Dataset -

★ ★ ★

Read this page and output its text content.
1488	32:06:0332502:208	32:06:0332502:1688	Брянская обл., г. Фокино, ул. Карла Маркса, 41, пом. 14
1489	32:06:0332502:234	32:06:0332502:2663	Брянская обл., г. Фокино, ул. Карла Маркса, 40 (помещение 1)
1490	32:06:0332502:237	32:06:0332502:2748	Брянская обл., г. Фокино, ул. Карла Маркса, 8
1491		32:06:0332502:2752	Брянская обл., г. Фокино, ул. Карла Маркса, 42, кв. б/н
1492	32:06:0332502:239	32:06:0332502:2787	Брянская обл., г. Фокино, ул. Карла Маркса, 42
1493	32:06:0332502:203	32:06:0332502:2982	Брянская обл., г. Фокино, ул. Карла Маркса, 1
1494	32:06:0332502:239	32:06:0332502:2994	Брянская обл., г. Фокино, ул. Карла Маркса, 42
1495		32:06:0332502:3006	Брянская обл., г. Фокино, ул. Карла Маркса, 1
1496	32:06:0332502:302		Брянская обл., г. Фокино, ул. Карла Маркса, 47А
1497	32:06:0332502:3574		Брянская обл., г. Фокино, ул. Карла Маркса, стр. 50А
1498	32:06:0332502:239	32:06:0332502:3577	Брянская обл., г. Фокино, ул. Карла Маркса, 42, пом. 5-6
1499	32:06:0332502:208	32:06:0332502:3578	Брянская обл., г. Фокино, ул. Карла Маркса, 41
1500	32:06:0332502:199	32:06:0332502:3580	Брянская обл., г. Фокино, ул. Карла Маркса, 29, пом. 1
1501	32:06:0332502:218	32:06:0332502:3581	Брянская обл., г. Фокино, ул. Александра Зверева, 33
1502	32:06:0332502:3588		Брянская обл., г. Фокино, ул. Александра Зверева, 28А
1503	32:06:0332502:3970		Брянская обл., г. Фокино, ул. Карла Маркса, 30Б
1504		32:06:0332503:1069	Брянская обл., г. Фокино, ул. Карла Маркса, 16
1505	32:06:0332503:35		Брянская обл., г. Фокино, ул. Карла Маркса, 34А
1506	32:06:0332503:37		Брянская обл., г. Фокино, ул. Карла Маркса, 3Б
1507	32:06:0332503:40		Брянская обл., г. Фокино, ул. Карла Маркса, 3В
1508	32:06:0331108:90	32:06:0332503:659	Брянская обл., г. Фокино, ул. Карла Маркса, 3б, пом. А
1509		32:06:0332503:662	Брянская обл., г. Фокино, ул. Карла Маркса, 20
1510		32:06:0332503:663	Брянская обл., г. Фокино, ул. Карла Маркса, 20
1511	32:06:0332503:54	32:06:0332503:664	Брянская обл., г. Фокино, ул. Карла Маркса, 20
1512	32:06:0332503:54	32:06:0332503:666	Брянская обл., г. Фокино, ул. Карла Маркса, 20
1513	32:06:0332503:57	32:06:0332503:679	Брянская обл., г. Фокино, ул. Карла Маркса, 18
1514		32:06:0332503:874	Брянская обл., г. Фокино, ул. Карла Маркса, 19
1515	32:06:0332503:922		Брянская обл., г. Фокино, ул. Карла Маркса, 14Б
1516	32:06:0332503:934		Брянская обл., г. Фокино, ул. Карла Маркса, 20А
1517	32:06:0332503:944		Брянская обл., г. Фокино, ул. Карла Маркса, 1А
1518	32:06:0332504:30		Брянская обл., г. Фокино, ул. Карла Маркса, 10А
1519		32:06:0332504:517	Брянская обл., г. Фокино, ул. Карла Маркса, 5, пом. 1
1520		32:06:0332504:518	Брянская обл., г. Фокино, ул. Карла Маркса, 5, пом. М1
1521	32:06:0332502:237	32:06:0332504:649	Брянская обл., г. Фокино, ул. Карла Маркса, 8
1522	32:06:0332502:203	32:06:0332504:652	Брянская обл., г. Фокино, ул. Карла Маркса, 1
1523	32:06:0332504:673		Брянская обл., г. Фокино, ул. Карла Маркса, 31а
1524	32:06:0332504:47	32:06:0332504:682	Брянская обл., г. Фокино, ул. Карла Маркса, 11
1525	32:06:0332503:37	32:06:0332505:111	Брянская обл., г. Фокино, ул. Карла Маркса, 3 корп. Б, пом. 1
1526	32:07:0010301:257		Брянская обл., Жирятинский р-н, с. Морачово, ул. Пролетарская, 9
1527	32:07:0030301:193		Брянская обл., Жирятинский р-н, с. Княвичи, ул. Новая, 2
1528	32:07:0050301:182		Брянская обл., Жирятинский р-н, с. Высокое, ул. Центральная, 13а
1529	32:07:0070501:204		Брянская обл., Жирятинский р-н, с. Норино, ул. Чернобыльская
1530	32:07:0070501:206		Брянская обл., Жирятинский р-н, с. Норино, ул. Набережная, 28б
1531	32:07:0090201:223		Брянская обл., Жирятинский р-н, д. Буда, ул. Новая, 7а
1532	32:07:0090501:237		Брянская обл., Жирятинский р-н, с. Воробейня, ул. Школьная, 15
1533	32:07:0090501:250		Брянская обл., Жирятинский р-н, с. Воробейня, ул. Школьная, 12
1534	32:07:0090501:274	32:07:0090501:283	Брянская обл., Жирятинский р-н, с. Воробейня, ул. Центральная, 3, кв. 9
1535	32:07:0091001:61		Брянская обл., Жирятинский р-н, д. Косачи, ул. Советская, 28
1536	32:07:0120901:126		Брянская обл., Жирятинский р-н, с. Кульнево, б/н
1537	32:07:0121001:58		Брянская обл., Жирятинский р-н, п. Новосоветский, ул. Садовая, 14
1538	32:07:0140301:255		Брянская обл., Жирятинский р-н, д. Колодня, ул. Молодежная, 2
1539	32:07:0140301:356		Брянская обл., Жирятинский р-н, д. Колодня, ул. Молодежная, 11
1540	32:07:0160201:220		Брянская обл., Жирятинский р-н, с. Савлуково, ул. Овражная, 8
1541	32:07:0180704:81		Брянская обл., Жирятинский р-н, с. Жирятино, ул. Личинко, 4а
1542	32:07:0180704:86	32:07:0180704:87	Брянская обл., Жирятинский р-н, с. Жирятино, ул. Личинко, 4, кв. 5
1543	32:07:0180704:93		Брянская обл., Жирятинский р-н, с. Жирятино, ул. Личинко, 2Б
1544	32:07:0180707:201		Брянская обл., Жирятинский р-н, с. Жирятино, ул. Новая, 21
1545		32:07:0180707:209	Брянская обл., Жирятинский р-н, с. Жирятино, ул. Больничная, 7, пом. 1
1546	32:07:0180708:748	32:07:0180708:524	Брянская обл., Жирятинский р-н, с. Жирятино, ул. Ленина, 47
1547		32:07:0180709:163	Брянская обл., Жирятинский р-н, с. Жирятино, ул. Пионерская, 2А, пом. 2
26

★ ★ ★

What the task asks - Wherever the word "Молодежная" occurs in a line of the listing, copy that line.

Written response -
1538	32:07:0140301:255		Брянская обл., Жирятинский р-н, д. Колодня, ул. Молодежная, 2
1539	32:07:0140301:356		Брянская обл., Жирятинский р-н, д. Колодня, ул. Молодежная, 11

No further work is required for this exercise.